STORED DATA:
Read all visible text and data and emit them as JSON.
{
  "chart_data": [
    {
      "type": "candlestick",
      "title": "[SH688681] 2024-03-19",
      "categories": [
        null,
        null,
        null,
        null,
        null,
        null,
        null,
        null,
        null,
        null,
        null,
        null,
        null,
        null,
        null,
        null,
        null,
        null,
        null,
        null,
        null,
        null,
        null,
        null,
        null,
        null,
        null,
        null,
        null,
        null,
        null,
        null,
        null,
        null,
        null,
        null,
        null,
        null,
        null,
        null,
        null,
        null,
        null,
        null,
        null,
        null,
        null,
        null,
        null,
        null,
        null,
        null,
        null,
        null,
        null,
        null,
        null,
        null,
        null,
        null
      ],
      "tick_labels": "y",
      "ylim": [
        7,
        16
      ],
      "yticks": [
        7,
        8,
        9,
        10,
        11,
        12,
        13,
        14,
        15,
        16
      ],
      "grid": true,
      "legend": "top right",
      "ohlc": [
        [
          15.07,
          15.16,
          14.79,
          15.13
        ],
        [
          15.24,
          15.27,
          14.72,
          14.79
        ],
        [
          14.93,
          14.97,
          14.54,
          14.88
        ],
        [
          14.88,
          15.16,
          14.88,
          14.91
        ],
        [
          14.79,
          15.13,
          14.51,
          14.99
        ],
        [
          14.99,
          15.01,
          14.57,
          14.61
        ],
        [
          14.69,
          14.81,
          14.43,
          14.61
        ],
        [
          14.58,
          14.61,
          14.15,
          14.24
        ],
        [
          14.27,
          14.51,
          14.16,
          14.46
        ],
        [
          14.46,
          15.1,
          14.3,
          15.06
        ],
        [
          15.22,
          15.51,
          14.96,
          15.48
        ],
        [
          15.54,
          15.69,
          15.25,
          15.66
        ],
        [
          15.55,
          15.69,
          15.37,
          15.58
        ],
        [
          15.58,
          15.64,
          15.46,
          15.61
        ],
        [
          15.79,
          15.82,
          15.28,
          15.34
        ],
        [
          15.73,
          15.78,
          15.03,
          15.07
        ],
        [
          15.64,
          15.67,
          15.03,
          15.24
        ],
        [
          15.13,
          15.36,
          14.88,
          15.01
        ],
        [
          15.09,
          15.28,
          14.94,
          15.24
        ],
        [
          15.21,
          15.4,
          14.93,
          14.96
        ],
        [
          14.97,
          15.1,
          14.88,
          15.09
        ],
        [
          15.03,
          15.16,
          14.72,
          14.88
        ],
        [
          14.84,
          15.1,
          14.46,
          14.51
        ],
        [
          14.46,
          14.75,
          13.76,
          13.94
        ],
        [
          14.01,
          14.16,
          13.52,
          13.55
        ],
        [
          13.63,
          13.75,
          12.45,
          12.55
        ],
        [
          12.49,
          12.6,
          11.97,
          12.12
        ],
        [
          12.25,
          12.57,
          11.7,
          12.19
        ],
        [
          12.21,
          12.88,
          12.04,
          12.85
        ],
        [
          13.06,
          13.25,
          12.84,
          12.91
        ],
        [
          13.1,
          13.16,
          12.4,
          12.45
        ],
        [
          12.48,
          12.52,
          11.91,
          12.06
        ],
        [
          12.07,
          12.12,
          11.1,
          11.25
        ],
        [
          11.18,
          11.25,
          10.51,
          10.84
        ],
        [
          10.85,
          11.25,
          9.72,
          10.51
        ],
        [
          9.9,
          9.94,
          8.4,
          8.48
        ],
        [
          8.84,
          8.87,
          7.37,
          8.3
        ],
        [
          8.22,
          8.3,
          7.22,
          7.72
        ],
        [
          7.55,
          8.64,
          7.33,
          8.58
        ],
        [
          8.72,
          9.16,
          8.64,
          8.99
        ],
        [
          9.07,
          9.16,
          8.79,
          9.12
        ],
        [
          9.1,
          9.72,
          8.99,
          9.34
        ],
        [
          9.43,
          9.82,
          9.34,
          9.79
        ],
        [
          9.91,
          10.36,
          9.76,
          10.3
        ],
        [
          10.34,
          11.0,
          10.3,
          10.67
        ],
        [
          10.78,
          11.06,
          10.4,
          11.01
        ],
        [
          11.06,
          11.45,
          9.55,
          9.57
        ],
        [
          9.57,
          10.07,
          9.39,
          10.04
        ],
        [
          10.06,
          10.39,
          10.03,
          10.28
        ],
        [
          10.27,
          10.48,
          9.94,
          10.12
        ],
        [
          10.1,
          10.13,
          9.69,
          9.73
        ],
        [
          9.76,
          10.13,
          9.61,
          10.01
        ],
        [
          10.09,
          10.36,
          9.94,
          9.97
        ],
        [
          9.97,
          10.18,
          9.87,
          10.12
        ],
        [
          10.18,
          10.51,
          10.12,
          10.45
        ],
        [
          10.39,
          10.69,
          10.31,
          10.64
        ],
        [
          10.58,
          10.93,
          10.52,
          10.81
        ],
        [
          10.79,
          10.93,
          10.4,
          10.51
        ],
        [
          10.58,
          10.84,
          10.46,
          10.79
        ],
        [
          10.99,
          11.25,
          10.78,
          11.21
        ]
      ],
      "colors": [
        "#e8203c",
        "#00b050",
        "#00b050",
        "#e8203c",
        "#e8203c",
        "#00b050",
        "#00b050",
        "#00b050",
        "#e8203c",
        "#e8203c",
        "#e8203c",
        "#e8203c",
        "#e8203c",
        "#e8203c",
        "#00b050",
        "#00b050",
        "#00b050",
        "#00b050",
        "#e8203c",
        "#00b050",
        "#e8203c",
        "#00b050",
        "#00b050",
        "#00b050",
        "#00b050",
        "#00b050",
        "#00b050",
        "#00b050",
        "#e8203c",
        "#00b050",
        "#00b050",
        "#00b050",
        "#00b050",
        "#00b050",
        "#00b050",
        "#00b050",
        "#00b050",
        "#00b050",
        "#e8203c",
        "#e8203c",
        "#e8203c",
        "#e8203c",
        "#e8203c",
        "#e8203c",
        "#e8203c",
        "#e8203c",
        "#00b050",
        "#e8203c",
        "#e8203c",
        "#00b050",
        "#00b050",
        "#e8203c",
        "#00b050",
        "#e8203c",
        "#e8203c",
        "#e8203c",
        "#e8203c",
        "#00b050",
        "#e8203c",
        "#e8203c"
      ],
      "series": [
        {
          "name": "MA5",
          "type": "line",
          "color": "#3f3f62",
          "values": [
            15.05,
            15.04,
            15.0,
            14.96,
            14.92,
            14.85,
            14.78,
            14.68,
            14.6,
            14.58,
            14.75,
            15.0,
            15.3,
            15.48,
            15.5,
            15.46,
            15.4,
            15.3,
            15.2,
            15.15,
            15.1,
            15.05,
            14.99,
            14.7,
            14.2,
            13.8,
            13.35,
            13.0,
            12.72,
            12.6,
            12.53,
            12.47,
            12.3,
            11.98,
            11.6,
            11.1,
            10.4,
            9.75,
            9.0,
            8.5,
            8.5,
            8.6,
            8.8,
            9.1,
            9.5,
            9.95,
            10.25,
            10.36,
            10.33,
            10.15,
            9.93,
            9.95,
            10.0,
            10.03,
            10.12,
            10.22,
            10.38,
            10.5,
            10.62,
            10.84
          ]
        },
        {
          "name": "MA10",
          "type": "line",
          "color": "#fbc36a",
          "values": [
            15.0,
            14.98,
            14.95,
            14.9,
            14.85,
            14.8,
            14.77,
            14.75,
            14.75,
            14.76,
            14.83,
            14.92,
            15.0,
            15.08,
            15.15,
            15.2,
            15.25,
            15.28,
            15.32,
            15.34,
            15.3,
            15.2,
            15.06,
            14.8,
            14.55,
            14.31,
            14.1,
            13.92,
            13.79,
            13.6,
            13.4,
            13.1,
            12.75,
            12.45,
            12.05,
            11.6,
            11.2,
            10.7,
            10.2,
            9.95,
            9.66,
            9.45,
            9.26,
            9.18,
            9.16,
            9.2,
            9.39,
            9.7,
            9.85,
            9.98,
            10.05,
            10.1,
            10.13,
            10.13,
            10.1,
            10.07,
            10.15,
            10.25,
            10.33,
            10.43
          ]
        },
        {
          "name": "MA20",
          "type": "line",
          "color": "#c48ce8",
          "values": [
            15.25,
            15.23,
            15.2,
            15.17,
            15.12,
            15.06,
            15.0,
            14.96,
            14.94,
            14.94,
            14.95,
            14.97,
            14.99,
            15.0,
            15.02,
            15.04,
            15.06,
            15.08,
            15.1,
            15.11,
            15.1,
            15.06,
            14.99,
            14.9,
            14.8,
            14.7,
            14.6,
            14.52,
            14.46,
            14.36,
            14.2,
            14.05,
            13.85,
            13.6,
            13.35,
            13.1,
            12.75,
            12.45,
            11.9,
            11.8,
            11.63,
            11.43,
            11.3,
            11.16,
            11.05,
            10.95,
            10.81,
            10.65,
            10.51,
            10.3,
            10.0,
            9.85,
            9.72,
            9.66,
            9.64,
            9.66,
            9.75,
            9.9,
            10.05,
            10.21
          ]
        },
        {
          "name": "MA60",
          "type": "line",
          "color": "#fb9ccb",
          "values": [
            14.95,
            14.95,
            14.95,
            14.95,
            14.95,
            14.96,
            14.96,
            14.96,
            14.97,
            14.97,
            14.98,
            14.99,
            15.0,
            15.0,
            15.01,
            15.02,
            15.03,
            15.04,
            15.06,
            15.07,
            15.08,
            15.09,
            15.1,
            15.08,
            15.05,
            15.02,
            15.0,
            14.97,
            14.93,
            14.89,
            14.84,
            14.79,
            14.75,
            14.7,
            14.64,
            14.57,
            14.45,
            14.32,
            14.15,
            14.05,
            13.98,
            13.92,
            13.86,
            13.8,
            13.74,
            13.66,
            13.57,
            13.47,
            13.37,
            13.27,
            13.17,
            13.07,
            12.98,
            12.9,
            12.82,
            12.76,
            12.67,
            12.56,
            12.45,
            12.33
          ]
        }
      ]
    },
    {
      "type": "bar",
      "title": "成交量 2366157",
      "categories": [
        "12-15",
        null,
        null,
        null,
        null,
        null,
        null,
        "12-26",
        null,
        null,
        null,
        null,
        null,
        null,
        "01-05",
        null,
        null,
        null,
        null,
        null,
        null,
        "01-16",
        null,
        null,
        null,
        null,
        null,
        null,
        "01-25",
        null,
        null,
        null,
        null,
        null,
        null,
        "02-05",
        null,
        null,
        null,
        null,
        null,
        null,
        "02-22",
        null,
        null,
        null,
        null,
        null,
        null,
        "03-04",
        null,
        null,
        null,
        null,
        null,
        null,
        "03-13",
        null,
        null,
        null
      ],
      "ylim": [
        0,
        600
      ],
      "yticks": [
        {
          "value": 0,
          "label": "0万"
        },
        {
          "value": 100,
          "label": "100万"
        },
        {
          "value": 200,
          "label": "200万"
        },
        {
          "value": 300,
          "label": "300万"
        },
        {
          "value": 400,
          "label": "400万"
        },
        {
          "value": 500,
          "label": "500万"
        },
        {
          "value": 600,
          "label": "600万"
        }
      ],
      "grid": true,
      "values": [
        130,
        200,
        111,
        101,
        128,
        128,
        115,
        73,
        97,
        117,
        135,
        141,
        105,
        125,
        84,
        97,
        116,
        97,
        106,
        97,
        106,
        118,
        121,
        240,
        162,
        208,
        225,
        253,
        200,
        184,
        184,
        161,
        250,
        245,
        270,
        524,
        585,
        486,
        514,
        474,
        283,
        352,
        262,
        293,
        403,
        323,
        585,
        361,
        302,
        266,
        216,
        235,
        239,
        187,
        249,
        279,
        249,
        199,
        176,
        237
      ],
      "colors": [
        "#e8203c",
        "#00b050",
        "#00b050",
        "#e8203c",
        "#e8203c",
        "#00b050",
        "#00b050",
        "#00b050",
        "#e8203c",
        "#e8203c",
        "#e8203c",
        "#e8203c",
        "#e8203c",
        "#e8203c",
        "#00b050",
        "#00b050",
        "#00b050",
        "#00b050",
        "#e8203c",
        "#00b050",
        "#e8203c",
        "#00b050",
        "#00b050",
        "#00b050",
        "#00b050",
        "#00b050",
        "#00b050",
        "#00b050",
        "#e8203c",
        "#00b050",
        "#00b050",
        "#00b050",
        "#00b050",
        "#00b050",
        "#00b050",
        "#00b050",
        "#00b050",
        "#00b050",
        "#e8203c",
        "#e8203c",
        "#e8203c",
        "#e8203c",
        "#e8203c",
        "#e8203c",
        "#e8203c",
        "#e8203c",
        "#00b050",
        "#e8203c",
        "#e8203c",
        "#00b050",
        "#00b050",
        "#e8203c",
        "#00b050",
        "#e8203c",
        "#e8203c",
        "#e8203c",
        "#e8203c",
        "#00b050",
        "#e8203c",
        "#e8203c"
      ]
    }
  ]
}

PROBLEM:
Gather all lines from the records above in which "name" appears.

PROBLEM SOLUTION:
          "name": "MA5",
          "name": "MA10",
          "name": "MA20",
          "name": "MA60",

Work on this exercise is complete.